--- Start RECORDED DATA ---

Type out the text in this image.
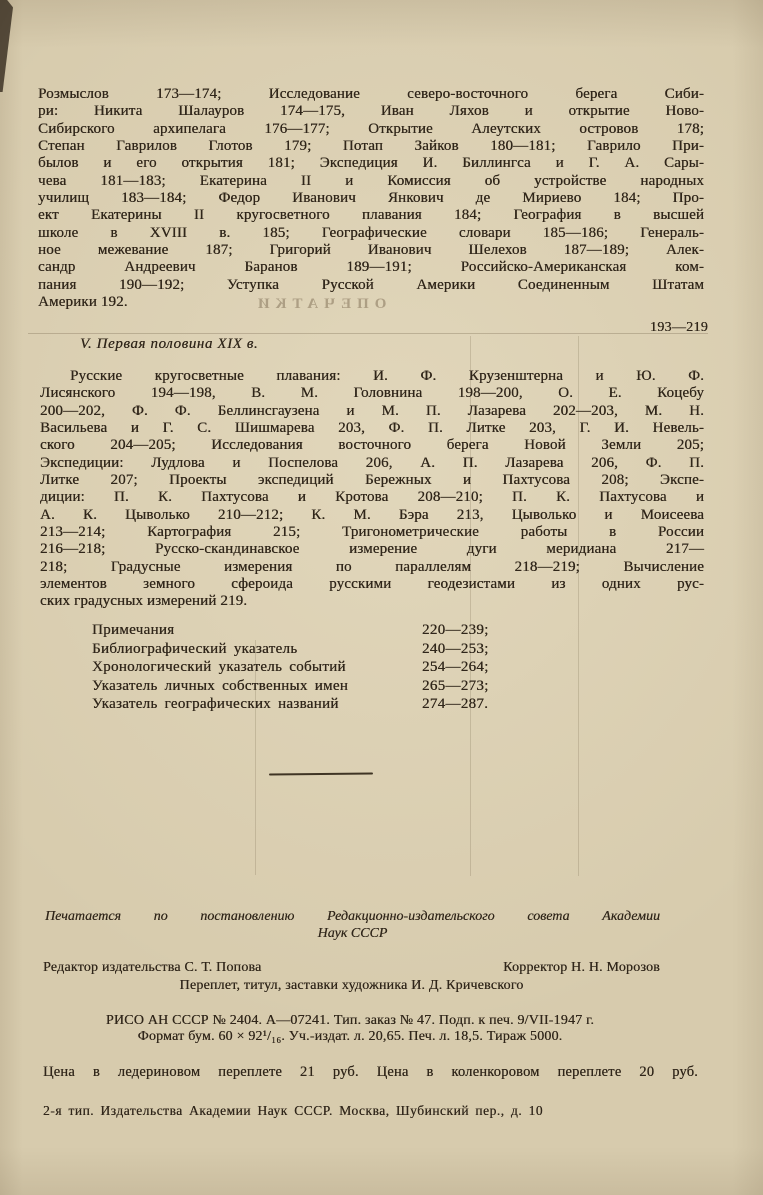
ОПЕЧАТКИ
Розмыслов 173—174; Исследование северо-восточного берега Сиби-
ри: Никита Шалауров 174—175, Иван Ляхов и открытие Ново-
Сибирского архипелага 176—177; Открытие Алеутских островов 178;
Степан Гаврилов Глотов 179; Потап Зайков 180—181; Гаврило При-
былов и его открытия 181; Экспедиция И. Биллингса и Г. А. Сары-
чева 181—183; Екатерина II и Комиссия об устройстве народных
училищ 183—184; Федор Иванович Янкович де Мириево 184; Про-
ект Екатерины II кругосветного плавания 184; География в высшей
школе в XVIII в. 185; Географические словари 185—186; Генераль-
ное межевание 187; Григорий Иванович Шелехов 187—189; Алек-
сандр Андреевич Баранов 189—191; Российско-Американская ком-
пания 190—192; Уступка Русской Америки Соединенным Штатам
Америки 192.
193—219
V. Первая половина XIX в.
Русские кругосветные плавания: И. Ф. Крузенштерна и Ю. Ф.
Лисянского 194—198, В. М. Головнина 198—200, О. Е. Коцебу
200—202, Ф. Ф. Беллинсгаузена и М. П. Лазарева 202—203, М. Н.
Васильева и Г. С. Шишмарева 203, Ф. П. Литке 203, Г. И. Невель-
ского 204—205; Исследования восточного берега Новой Земли 205;
Экспедиции: Лудлова и Поспелова 206, А. П. Лазарева 206, Ф. П.
Литке 207; Проекты экспедиций Бережных и Пахтусова 208; Экспе-
диции: П. К. Пахтусова и Кротова 208—210; П. К. Пахтусова и
А. К. Цыволько 210—212; К. М. Бэра 213, Цыволько и Моисеева
213—214; Картография 215; Тригонометрические работы в России
216—218; Русско-скандинавское измерение дуги меридиана 217—
218; Градусные измерения по параллелям 218—219; Вычисление
элементов земного сфероида русскими геодезистами из одних рус-
ских градусных измерений 219.
Примечания	220—239;
Библиографический указатель	240—253;
Хронологический указатель событий	254—264;
Указатель личных собственных имен	265—273;
Указатель географических названий	274—287.
Печатается по постановлению Редакционно-издательского совета Академии
Наук СССР
Редактор издательства С. Т. Попова	Корректор Н. Н. Морозов
Переплет, титул, заставки художника И. Д. Кричевского
РИСО АН СССР № 2404. А—07241. Тип. заказ № 47. Подп. к печ. 9/VII-1947 г.
Формат бум. 60 × 92¹/₁₆. Уч.-издат. л. 20,65. Печ. л. 18,5. Тираж 5000.
Цена в ледериновом переплете 21 руб. Цена в коленкоровом переплете 20 руб.
2-я тип. Издательства Академии Наук СССР. Москва, Шубинский пер., д. 10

--- End RECORDED DATA ---

THE TASK:
Within the data above, count the lines that contain the string "Литке"; the reply is the number alone.

ANSWER TO THE PROBLEM:
2